## BEGIN Extracted material

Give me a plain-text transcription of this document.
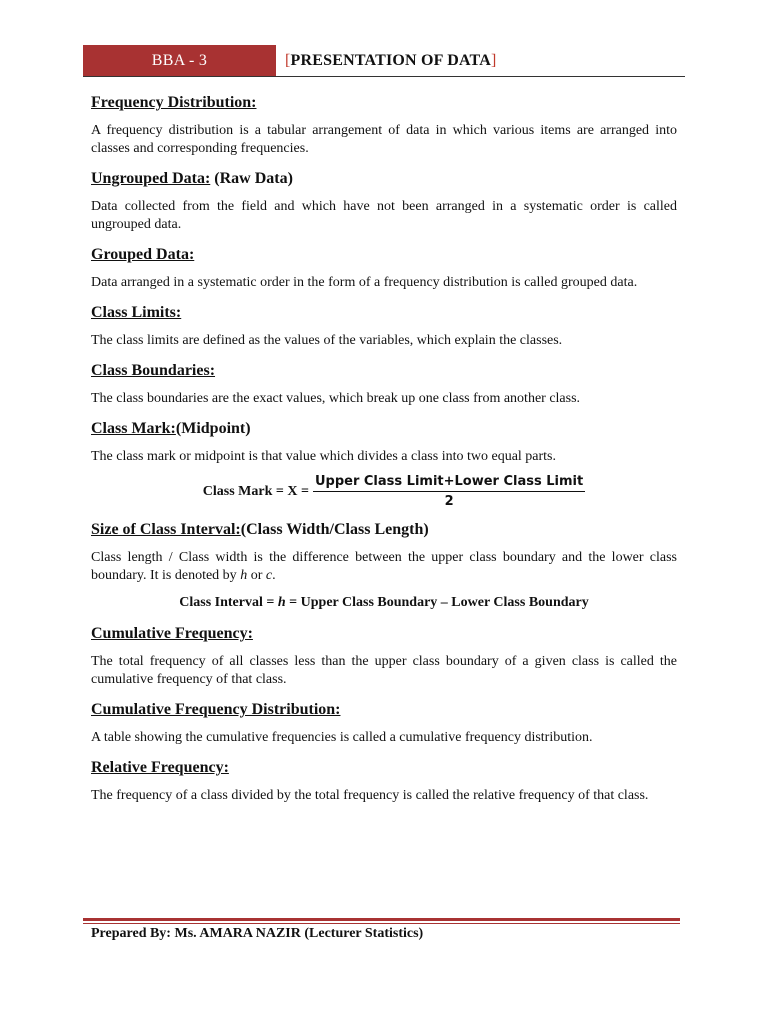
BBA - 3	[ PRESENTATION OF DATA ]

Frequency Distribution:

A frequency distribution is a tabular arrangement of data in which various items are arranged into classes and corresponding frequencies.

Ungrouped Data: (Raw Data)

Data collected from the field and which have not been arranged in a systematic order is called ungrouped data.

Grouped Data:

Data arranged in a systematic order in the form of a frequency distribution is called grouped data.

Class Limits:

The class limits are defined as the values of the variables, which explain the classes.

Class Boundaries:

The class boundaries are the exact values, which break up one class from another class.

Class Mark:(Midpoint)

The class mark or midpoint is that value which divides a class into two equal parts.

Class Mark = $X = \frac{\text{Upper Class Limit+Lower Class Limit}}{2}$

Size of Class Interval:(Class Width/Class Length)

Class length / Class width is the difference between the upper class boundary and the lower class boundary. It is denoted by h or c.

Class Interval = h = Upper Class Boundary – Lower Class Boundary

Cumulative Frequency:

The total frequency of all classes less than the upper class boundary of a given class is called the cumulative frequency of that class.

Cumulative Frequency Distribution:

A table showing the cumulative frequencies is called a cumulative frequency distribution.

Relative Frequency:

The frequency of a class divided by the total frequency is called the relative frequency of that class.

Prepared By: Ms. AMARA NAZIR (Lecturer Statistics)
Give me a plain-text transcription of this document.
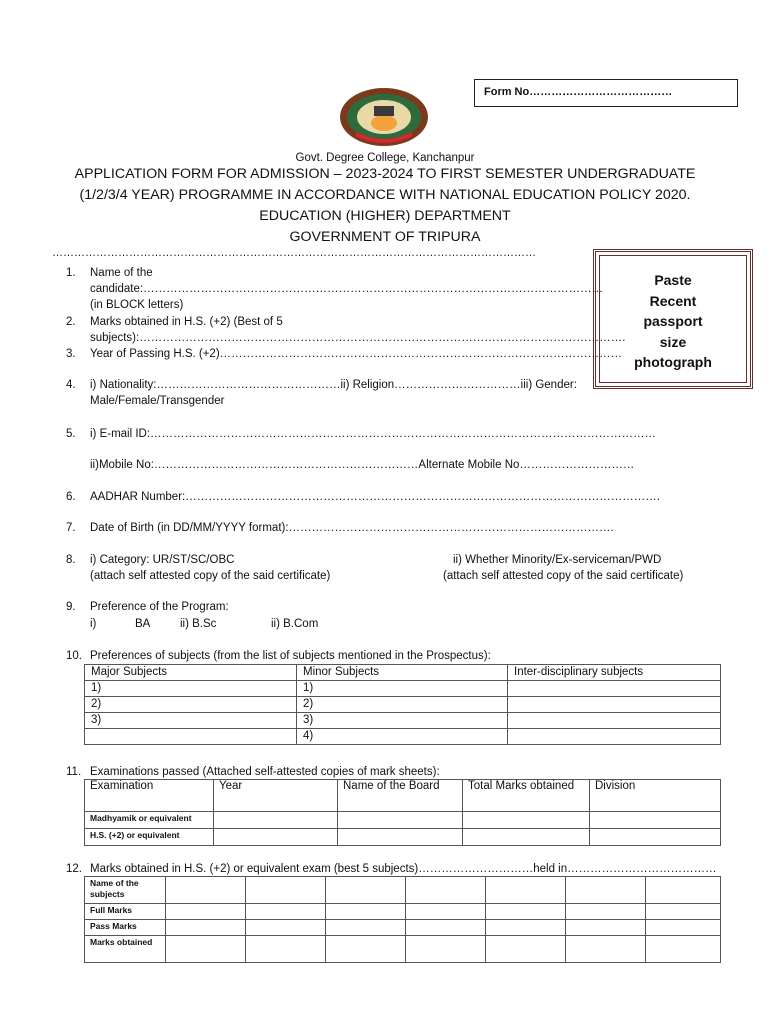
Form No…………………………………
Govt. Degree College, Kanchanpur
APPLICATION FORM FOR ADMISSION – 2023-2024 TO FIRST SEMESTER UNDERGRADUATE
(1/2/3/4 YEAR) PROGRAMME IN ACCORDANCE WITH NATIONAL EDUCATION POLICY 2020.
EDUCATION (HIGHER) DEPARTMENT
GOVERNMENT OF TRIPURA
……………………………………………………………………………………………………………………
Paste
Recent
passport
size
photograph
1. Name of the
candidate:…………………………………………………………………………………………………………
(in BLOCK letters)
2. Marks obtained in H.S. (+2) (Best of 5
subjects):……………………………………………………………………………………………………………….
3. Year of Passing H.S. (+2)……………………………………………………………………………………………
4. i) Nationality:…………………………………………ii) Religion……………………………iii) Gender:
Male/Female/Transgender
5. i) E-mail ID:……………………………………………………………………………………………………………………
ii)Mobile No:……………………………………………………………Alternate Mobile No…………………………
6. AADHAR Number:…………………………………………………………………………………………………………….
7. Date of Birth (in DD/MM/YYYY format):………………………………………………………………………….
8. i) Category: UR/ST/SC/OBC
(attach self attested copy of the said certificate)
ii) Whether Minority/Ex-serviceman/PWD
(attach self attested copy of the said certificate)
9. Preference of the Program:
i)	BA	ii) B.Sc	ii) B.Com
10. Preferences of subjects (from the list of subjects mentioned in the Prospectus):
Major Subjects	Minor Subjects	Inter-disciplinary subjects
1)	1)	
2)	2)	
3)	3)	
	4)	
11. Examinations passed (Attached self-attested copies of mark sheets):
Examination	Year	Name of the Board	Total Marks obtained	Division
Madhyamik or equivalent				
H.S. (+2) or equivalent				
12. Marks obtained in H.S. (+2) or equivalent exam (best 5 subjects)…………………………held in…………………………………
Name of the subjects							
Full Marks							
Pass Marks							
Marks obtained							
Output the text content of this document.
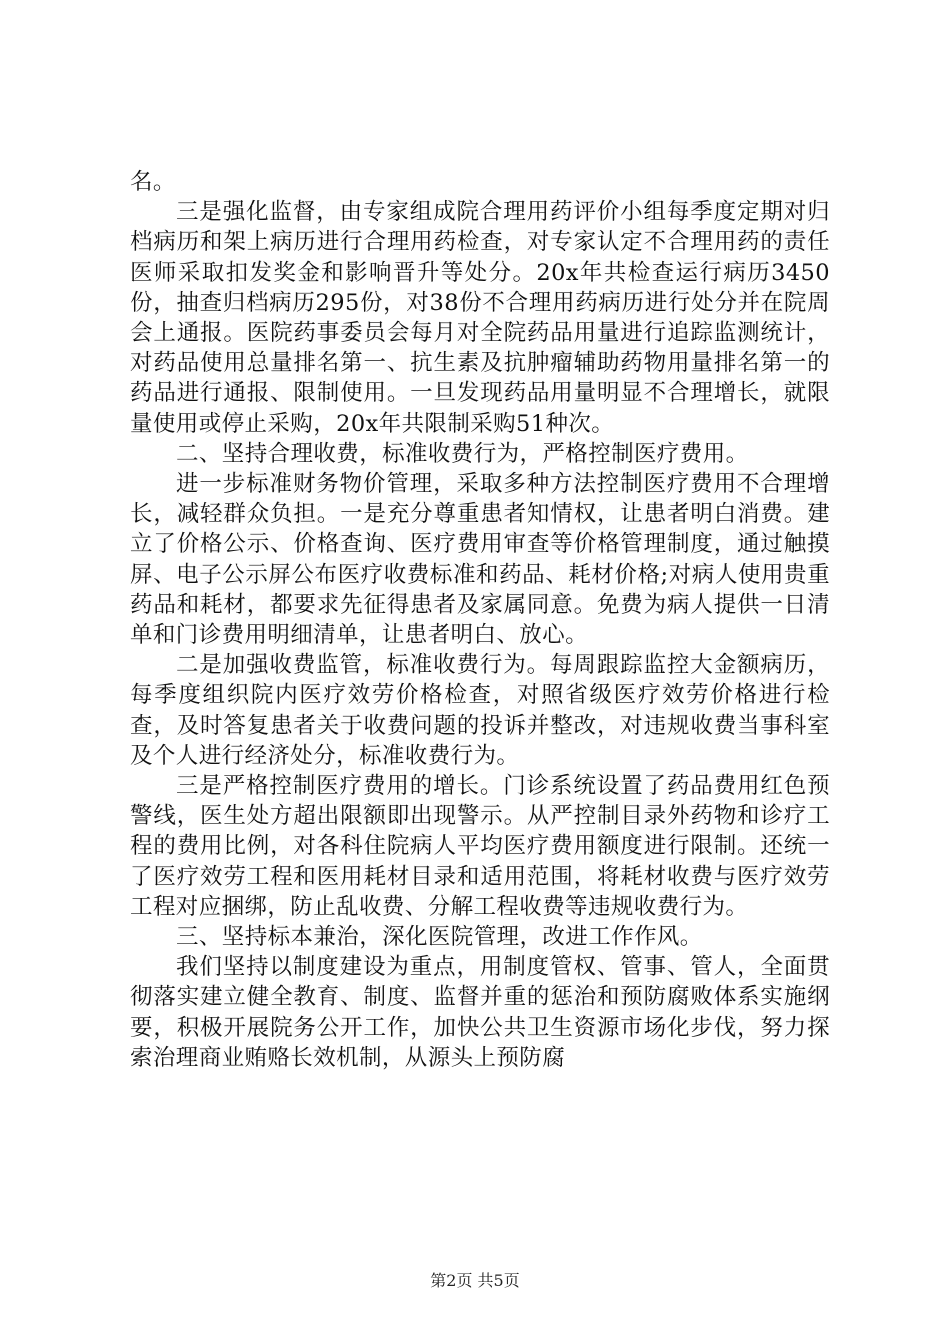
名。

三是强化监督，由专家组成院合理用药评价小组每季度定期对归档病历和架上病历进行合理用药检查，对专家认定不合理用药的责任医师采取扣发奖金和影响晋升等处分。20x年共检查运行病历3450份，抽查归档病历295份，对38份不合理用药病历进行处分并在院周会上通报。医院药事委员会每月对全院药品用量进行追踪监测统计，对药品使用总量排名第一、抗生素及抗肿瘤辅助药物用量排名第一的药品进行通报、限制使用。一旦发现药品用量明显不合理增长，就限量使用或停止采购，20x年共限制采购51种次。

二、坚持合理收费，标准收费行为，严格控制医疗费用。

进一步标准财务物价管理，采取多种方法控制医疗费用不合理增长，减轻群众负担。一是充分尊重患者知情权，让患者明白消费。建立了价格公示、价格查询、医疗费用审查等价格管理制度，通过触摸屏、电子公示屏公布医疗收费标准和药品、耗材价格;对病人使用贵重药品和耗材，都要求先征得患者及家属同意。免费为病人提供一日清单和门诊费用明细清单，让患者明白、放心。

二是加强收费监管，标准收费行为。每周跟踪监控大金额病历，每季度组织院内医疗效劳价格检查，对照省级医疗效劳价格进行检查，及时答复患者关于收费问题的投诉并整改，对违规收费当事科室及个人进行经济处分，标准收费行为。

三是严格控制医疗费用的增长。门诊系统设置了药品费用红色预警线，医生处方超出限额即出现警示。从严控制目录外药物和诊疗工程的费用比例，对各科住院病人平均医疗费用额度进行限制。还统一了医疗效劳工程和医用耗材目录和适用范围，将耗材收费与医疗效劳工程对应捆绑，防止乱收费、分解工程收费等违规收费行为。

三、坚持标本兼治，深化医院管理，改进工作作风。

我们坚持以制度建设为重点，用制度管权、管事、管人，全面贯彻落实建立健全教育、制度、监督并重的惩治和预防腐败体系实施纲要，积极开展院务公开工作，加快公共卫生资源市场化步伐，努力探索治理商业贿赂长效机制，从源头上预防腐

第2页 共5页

## END Extracted material

What is required:
Write out the entries above word for word. Do not include the pictures.

Task answer:
Give me a plain-text transcription of this document.
BBA - 3	[ PRESENTATION OF DATA ]

Frequency Distribution:

A frequency distribution is a tabular arrangement of data in which various items are arranged into classes and corresponding frequencies.

Ungrouped Data: (Raw Data)

Data collected from the field and which have not been arranged in a systematic order is called ungrouped data.

Grouped Data:

Data arranged in a systematic order in the form of a frequency distribution is called grouped data.

Class Limits:

The class limits are defined as the values of the variables, which explain the classes.

Class Boundaries:

The class boundaries are the exact values, which break up one class from another class.

Class Mark:(Midpoint)

The class mark or midpoint is that value which divides a class into two equal parts.

Class Mark = $X = \frac{\text{Upper Class Limit+Lower Class Limit}}{2}$

Size of Class Interval:(Class Width/Class Length)

Class length / Class width is the difference between the upper class boundary and the lower class boundary. It is denoted by h or c.

Class Interval = h = Upper Class Boundary – Lower Class Boundary

Cumulative Frequency:

The total frequency of all classes less than the upper class boundary of a given class is called the cumulative frequency of that class.

Cumulative Frequency Distribution:

A table showing the cumulative frequencies is called a cumulative frequency distribution.

Relative Frequency:

The frequency of a class divided by the total frequency is called the relative frequency of that class.

Prepared By: Ms. AMARA NAZIR (Lecturer Statistics)
Give me a plain-text transcription of this document.
Form No…………………………………
Govt. Degree College, Kanchanpur
APPLICATION FORM FOR ADMISSION – 2023-2024 TO FIRST SEMESTER UNDERGRADUATE
(1/2/3/4 YEAR) PROGRAMME IN ACCORDANCE WITH NATIONAL EDUCATION POLICY 2020.
EDUCATION (HIGHER) DEPARTMENT
GOVERNMENT OF TRIPURA
……………………………………………………………………………………………………………………
Paste
Recent
passport
size
photograph
1. Name of the
candidate:…………………………………………………………………………………………………………
(in BLOCK letters)
2. Marks obtained in H.S. (+2) (Best of 5
subjects):……………………………………………………………………………………………………………….
3. Year of Passing H.S. (+2)……………………………………………………………………………………………
4. i) Nationality:…………………………………………ii) Religion……………………………iii) Gender:
Male/Female/Transgender
5. i) E-mail ID:……………………………………………………………………………………………………………………
ii)Mobile No:……………………………………………………………Alternate Mobile No…………………………
6. AADHAR Number:…………………………………………………………………………………………………………….
7. Date of Birth (in DD/MM/YYYY format):………………………………………………………………………….
8. i) Category: UR/ST/SC/OBC
(attach self attested copy of the said certificate)
ii) Whether Minority/Ex-serviceman/PWD
(attach self attested copy of the said certificate)
9. Preference of the Program:
i)	BA	ii) B.Sc	ii) B.Com
10. Preferences of subjects (from the list of subjects mentioned in the Prospectus):
Major Subjects	Minor Subjects	Inter-disciplinary subjects
1)	1)	
2)	2)	
3)	3)	
	4)	
11. Examinations passed (Attached self-attested copies of mark sheets):
Examination	Year	Name of the Board	Total Marks obtained	Division
Madhyamik or equivalent				
H.S. (+2) or equivalent				
12. Marks obtained in H.S. (+2) or equivalent exam (best 5 subjects)…………………………held in…………………………………
Name of the subjects							
Full Marks							
Pass Marks							
Marks obtained							
Output the text content of this document.
名。

三是强化监督，由专家组成院合理用药评价小组每季度定期对归档病历和架上病历进行合理用药检查，对专家认定不合理用药的责任医师采取扣发奖金和影响晋升等处分。20x年共检查运行病历3450份，抽查归档病历295份，对38份不合理用药病历进行处分并在院周会上通报。医院药事委员会每月对全院药品用量进行追踪监测统计，对药品使用总量排名第一、抗生素及抗肿瘤辅助药物用量排名第一的药品进行通报、限制使用。一旦发现药品用量明显不合理增长，就限量使用或停止采购，20x年共限制采购51种次。

二、坚持合理收费，标准收费行为，严格控制医疗费用。

进一步标准财务物价管理，采取多种方法控制医疗费用不合理增长，减轻群众负担。一是充分尊重患者知情权，让患者明白消费。建立了价格公示、价格查询、医疗费用审查等价格管理制度，通过触摸屏、电子公示屏公布医疗收费标准和药品、耗材价格;对病人使用贵重药品和耗材，都要求先征得患者及家属同意。免费为病人提供一日清单和门诊费用明细清单，让患者明白、放心。

二是加强收费监管，标准收费行为。每周跟踪监控大金额病历，每季度组织院内医疗效劳价格检查，对照省级医疗效劳价格进行检查，及时答复患者关于收费问题的投诉并整改，对违规收费当事科室及个人进行经济处分，标准收费行为。

三是严格控制医疗费用的增长。门诊系统设置了药品费用红色预警线，医生处方超出限额即出现警示。从严控制目录外药物和诊疗工程的费用比例，对各科住院病人平均医疗费用额度进行限制。还统一了医疗效劳工程和医用耗材目录和适用范围，将耗材收费与医疗效劳工程对应捆绑，防止乱收费、分解工程收费等违规收费行为。

三、坚持标本兼治，深化医院管理，改进工作作风。

我们坚持以制度建设为重点，用制度管权、管事、管人，全面贯彻落实建立健全教育、制度、监督并重的惩治和预防腐败体系实施纲要，积极开展院务公开工作，加快公共卫生资源市场化步伐，努力探索治理商业贿赂长效机制，从源头上预防腐

第2页 共5页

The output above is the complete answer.